» Aim of the task:
Transcribe the records below exactly as they appear.

## start

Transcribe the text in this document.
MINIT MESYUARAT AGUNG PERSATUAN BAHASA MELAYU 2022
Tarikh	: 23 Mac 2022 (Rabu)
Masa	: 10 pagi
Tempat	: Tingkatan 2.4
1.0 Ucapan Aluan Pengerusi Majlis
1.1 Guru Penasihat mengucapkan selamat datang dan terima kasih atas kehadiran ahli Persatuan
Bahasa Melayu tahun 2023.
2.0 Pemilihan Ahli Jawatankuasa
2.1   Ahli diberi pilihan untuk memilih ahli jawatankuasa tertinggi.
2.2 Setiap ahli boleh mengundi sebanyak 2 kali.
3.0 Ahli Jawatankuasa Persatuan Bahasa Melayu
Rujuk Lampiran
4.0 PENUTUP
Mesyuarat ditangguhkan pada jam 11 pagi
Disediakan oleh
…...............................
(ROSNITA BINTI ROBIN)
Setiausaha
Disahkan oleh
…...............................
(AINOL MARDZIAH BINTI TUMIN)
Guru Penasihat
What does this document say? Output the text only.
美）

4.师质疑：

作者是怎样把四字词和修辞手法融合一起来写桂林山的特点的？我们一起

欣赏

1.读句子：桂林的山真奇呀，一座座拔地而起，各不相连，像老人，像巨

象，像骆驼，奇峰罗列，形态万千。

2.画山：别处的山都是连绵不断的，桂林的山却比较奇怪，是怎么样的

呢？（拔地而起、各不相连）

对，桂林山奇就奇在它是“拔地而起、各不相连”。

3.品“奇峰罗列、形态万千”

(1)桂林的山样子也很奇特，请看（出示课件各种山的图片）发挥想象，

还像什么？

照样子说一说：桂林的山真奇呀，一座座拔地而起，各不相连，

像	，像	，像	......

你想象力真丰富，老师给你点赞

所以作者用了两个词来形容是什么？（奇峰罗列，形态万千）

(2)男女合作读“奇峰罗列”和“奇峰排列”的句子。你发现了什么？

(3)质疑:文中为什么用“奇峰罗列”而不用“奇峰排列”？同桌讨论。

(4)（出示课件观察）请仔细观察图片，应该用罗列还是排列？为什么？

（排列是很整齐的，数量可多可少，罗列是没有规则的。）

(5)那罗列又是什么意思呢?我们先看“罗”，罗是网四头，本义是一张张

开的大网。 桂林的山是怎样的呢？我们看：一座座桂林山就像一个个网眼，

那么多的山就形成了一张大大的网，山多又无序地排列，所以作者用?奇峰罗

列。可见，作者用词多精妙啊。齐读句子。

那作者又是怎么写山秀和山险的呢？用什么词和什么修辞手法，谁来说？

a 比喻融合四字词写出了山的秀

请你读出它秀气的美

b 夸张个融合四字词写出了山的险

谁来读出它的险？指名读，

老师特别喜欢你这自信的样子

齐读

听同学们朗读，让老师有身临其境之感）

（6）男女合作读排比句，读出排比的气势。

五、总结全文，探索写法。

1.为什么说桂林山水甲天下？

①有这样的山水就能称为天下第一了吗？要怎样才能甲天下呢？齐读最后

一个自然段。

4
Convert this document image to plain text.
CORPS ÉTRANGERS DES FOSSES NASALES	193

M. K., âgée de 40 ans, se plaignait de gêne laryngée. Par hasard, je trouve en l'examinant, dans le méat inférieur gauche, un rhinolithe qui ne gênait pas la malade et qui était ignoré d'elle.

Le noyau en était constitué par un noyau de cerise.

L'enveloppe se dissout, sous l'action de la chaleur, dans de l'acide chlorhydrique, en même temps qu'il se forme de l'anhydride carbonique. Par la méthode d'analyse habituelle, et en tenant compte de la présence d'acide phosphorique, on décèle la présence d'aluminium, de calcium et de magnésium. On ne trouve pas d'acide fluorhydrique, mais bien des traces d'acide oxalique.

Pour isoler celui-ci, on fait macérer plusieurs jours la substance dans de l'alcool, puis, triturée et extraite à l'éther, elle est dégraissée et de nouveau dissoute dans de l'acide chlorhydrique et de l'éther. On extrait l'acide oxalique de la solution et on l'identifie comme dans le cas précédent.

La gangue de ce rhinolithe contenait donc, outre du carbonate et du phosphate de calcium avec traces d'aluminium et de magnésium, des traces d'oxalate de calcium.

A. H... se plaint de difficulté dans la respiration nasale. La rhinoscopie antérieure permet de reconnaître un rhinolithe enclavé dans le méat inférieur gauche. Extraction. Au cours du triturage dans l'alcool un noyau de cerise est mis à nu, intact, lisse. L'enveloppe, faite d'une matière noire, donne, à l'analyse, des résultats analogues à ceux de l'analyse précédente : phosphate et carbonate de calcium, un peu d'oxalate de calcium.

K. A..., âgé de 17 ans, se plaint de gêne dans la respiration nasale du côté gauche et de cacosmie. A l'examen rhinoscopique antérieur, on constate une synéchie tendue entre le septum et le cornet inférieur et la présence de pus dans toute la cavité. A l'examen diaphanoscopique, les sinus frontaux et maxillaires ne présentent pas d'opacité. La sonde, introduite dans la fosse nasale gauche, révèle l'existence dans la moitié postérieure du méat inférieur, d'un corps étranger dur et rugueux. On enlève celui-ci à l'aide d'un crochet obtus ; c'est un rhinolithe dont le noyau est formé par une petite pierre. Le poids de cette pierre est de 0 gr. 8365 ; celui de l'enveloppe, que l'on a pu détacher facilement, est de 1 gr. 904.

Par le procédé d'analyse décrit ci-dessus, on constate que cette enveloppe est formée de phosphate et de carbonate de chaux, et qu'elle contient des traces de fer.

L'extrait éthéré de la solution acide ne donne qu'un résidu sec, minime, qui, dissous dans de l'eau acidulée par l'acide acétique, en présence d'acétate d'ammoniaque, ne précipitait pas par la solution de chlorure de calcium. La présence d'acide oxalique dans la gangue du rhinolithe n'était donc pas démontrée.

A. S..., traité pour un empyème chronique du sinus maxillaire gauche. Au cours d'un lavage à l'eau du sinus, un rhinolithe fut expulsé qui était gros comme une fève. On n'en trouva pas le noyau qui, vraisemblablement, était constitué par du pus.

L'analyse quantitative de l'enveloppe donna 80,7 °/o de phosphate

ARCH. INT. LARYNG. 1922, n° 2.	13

## end

» Answer to the exercise:
Transcribe the text in this document.
MINIT MESYUARAT AGUNG PERSATUAN BAHASA MELAYU 2022
Tarikh	: 23 Mac 2022 (Rabu)
Masa	: 10 pagi
Tempat	: Tingkatan 2.4
1.0 Ucapan Aluan Pengerusi Majlis
1.1 Guru Penasihat mengucapkan selamat datang dan terima kasih atas kehadiran ahli Persatuan
Bahasa Melayu tahun 2023.
2.0 Pemilihan Ahli Jawatankuasa
2.1   Ahli diberi pilihan untuk memilih ahli jawatankuasa tertinggi.
2.2 Setiap ahli boleh mengundi sebanyak 2 kali.
3.0 Ahli Jawatankuasa Persatuan Bahasa Melayu
Rujuk Lampiran
4.0 PENUTUP
Mesyuarat ditangguhkan pada jam 11 pagi
Disediakan oleh
…...............................
(ROSNITA BINTI ROBIN)
Setiausaha
Disahkan oleh
…...............................
(AINOL MARDZIAH BINTI TUMIN)
Guru Penasihat
What does this document say? Output the text only.
美）

4.师质疑：

作者是怎样把四字词和修辞手法融合一起来写桂林山的特点的？我们一起

欣赏

1.读句子：桂林的山真奇呀，一座座拔地而起，各不相连，像老人，像巨

象，像骆驼，奇峰罗列，形态万千。

2.画山：别处的山都是连绵不断的，桂林的山却比较奇怪，是怎么样的

呢？（拔地而起、各不相连）

对，桂林山奇就奇在它是“拔地而起、各不相连”。

3.品“奇峰罗列、形态万千”

(1)桂林的山样子也很奇特，请看（出示课件各种山的图片）发挥想象，

还像什么？

照样子说一说：桂林的山真奇呀，一座座拔地而起，各不相连，

像	，像	，像	......

你想象力真丰富，老师给你点赞

所以作者用了两个词来形容是什么？（奇峰罗列，形态万千）

(2)男女合作读“奇峰罗列”和“奇峰排列”的句子。你发现了什么？

(3)质疑:文中为什么用“奇峰罗列”而不用“奇峰排列”？同桌讨论。

(4)（出示课件观察）请仔细观察图片，应该用罗列还是排列？为什么？

（排列是很整齐的，数量可多可少，罗列是没有规则的。）

(5)那罗列又是什么意思呢?我们先看“罗”，罗是网四头，本义是一张张

开的大网。 桂林的山是怎样的呢？我们看：一座座桂林山就像一个个网眼，

那么多的山就形成了一张大大的网，山多又无序地排列，所以作者用?奇峰罗

列。可见，作者用词多精妙啊。齐读句子。

那作者又是怎么写山秀和山险的呢？用什么词和什么修辞手法，谁来说？

a 比喻融合四字词写出了山的秀

请你读出它秀气的美

b 夸张个融合四字词写出了山的险

谁来读出它的险？指名读，

老师特别喜欢你这自信的样子

齐读

听同学们朗读，让老师有身临其境之感）

（6）男女合作读排比句，读出排比的气势。

五、总结全文，探索写法。

1.为什么说桂林山水甲天下？

①有这样的山水就能称为天下第一了吗？要怎样才能甲天下呢？齐读最后

一个自然段。

4
Convert this document image to plain text.
CORPS ÉTRANGERS DES FOSSES NASALES	193

M. K., âgée de 40 ans, se plaignait de gêne laryngée. Par hasard, je trouve en l'examinant, dans le méat inférieur gauche, un rhinolithe qui ne gênait pas la malade et qui était ignoré d'elle.

Le noyau en était constitué par un noyau de cerise.

L'enveloppe se dissout, sous l'action de la chaleur, dans de l'acide chlorhydrique, en même temps qu'il se forme de l'anhydride carbonique. Par la méthode d'analyse habituelle, et en tenant compte de la présence d'acide phosphorique, on décèle la présence d'aluminium, de calcium et de magnésium. On ne trouve pas d'acide fluorhydrique, mais bien des traces d'acide oxalique.

Pour isoler celui-ci, on fait macérer plusieurs jours la substance dans de l'alcool, puis, triturée et extraite à l'éther, elle est dégraissée et de nouveau dissoute dans de l'acide chlorhydrique et de l'éther. On extrait l'acide oxalique de la solution et on l'identifie comme dans le cas précédent.

La gangue de ce rhinolithe contenait donc, outre du carbonate et du phosphate de calcium avec traces d'aluminium et de magnésium, des traces d'oxalate de calcium.

A. H... se plaint de difficulté dans la respiration nasale. La rhinoscopie antérieure permet de reconnaître un rhinolithe enclavé dans le méat inférieur gauche. Extraction. Au cours du triturage dans l'alcool un noyau de cerise est mis à nu, intact, lisse. L'enveloppe, faite d'une matière noire, donne, à l'analyse, des résultats analogues à ceux de l'analyse précédente : phosphate et carbonate de calcium, un peu d'oxalate de calcium.

K. A..., âgé de 17 ans, se plaint de gêne dans la respiration nasale du côté gauche et de cacosmie. A l'examen rhinoscopique antérieur, on constate une synéchie tendue entre le septum et le cornet inférieur et la présence de pus dans toute la cavité. A l'examen diaphanoscopique, les sinus frontaux et maxillaires ne présentent pas d'opacité. La sonde, introduite dans la fosse nasale gauche, révèle l'existence dans la moitié postérieure du méat inférieur, d'un corps étranger dur et rugueux. On enlève celui-ci à l'aide d'un crochet obtus ; c'est un rhinolithe dont le noyau est formé par une petite pierre. Le poids de cette pierre est de 0 gr. 8365 ; celui de l'enveloppe, que l'on a pu détacher facilement, est de 1 gr. 904.

Par le procédé d'analyse décrit ci-dessus, on constate que cette enveloppe est formée de phosphate et de carbonate de chaux, et qu'elle contient des traces de fer.

L'extrait éthéré de la solution acide ne donne qu'un résidu sec, minime, qui, dissous dans de l'eau acidulée par l'acide acétique, en présence d'acétate d'ammoniaque, ne précipitait pas par la solution de chlorure de calcium. La présence d'acide oxalique dans la gangue du rhinolithe n'était donc pas démontrée.

A. S..., traité pour un empyème chronique du sinus maxillaire gauche. Au cours d'un lavage à l'eau du sinus, un rhinolithe fut expulsé qui était gros comme une fève. On n'en trouva pas le noyau qui, vraisemblablement, était constitué par du pus.

L'analyse quantitative de l'enveloppe donna 80,7 °/o de phosphate

ARCH. INT. LARYNG. 1922, n° 2.	13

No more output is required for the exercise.